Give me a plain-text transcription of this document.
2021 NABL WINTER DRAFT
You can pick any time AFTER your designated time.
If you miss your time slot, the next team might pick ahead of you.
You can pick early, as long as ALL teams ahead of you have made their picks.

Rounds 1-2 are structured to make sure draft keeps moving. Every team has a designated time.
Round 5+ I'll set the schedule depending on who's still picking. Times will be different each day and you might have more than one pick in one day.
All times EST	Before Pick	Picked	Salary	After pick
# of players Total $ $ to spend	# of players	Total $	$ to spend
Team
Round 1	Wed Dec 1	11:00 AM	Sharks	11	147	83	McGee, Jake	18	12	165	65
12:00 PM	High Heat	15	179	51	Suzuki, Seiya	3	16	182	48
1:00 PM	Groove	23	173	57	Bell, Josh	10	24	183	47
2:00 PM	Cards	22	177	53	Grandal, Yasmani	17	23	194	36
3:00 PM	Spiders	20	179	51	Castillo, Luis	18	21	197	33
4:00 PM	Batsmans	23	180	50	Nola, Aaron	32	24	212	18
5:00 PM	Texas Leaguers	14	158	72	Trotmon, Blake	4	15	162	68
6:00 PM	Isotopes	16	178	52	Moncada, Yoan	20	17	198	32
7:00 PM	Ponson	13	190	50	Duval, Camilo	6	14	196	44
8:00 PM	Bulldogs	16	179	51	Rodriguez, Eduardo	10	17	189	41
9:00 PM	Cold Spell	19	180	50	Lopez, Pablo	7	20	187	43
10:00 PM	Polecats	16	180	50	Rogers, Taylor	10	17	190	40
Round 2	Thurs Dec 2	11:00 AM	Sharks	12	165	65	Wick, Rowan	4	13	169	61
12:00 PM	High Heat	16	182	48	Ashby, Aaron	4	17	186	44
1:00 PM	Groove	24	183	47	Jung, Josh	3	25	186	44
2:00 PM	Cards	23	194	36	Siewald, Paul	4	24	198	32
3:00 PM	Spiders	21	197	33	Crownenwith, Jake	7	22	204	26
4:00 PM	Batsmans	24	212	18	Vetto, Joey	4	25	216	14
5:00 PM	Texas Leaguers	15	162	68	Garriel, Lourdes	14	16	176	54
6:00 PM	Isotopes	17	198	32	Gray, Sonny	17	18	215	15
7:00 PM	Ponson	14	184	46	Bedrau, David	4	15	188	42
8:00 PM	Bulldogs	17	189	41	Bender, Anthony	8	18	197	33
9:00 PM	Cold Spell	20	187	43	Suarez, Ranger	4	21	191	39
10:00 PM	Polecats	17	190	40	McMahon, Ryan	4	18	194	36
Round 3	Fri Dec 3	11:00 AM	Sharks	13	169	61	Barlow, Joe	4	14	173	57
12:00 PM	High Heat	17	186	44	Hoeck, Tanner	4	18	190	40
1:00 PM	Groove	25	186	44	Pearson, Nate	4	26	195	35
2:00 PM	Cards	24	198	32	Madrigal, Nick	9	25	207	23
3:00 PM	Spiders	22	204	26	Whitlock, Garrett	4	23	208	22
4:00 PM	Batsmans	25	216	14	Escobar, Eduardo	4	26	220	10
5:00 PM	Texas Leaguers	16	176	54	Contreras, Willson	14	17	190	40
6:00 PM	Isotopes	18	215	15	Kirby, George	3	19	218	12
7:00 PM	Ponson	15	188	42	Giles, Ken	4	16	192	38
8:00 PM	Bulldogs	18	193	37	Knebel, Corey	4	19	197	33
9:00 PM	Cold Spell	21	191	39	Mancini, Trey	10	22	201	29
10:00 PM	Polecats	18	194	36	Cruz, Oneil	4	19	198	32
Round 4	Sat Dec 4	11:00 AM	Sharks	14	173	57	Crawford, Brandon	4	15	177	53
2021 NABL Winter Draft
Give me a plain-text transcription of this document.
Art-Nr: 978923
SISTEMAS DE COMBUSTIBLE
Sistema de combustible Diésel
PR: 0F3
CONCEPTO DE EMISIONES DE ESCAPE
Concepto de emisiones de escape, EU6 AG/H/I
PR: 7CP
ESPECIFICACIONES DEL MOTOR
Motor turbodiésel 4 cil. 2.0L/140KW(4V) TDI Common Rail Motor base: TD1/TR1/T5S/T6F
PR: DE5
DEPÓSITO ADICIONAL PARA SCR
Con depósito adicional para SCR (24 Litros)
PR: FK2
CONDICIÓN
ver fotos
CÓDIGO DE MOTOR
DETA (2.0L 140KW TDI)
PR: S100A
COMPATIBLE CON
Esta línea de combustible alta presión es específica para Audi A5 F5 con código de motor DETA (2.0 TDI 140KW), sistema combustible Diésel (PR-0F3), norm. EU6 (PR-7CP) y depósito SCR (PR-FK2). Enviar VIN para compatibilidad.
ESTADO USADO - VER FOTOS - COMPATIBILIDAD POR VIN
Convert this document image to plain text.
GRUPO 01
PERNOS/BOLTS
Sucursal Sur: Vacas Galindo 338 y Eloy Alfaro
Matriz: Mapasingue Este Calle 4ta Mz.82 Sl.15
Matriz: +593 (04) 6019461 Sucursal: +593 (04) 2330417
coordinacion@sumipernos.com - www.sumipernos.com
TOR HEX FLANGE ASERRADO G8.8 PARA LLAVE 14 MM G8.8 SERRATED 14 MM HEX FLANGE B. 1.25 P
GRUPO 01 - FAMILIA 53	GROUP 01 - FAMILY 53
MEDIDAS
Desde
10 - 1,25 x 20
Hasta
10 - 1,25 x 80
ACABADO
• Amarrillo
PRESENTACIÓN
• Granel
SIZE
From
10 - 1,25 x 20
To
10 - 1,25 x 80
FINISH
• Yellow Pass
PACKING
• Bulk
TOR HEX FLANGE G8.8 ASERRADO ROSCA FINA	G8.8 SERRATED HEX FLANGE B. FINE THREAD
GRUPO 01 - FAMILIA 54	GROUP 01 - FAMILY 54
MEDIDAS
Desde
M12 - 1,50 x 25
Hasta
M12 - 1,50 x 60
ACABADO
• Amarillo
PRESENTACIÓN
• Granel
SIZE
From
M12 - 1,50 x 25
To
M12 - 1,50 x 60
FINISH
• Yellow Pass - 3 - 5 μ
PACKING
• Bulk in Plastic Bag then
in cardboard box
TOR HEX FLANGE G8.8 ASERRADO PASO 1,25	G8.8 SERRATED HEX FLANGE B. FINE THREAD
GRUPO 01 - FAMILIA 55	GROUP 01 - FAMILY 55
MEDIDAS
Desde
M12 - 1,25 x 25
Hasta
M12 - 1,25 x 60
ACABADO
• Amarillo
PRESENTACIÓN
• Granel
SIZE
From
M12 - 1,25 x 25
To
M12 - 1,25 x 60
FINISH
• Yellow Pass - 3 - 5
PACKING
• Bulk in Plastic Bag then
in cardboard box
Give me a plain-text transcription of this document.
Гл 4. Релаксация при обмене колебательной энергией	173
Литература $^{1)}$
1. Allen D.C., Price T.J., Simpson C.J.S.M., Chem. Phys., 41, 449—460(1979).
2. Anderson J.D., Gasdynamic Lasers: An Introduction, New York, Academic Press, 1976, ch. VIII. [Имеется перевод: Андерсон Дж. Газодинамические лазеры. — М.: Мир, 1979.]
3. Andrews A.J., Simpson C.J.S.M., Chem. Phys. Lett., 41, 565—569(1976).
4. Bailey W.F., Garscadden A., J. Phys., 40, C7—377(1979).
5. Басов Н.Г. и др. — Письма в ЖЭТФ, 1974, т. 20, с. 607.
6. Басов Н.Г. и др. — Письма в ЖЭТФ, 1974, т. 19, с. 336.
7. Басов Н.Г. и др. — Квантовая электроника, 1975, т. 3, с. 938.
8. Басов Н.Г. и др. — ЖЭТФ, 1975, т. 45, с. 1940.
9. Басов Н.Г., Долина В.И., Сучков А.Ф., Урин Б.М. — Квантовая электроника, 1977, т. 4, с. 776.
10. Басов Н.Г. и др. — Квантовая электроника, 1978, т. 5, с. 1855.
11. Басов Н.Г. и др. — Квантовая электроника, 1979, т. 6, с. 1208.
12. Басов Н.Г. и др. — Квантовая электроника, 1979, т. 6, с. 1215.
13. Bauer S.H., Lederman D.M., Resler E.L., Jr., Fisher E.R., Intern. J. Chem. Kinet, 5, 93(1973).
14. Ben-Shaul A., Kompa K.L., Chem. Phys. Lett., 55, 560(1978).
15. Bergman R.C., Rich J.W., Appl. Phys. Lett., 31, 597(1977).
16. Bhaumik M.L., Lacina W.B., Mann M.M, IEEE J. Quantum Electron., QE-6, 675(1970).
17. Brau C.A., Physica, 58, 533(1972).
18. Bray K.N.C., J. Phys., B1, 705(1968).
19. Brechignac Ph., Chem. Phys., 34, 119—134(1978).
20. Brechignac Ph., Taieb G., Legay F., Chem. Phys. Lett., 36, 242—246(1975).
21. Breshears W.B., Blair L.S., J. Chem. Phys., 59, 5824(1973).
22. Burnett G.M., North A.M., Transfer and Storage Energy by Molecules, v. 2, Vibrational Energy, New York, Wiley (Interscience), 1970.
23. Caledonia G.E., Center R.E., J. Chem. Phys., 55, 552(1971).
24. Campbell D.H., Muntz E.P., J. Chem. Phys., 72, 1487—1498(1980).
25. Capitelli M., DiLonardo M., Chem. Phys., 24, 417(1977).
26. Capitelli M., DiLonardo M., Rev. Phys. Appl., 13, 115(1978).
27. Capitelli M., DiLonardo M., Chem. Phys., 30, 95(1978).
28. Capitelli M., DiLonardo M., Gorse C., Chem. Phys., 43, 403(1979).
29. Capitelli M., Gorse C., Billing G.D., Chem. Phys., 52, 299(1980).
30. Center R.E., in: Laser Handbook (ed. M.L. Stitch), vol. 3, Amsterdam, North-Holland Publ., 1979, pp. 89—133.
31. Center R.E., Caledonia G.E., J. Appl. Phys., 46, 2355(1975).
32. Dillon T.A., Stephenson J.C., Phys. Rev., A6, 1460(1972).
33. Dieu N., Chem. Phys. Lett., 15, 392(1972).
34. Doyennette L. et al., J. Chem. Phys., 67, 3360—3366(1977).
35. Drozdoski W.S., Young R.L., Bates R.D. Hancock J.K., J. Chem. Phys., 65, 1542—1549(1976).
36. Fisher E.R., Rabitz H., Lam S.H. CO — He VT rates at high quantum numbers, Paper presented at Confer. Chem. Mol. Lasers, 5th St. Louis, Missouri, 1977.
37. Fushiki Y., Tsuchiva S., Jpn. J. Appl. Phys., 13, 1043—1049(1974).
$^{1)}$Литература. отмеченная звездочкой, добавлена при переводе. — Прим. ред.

● Problem:
The word "Caledonia" appears in how many lines of the data? Answer with only the number.

● Written answer:
2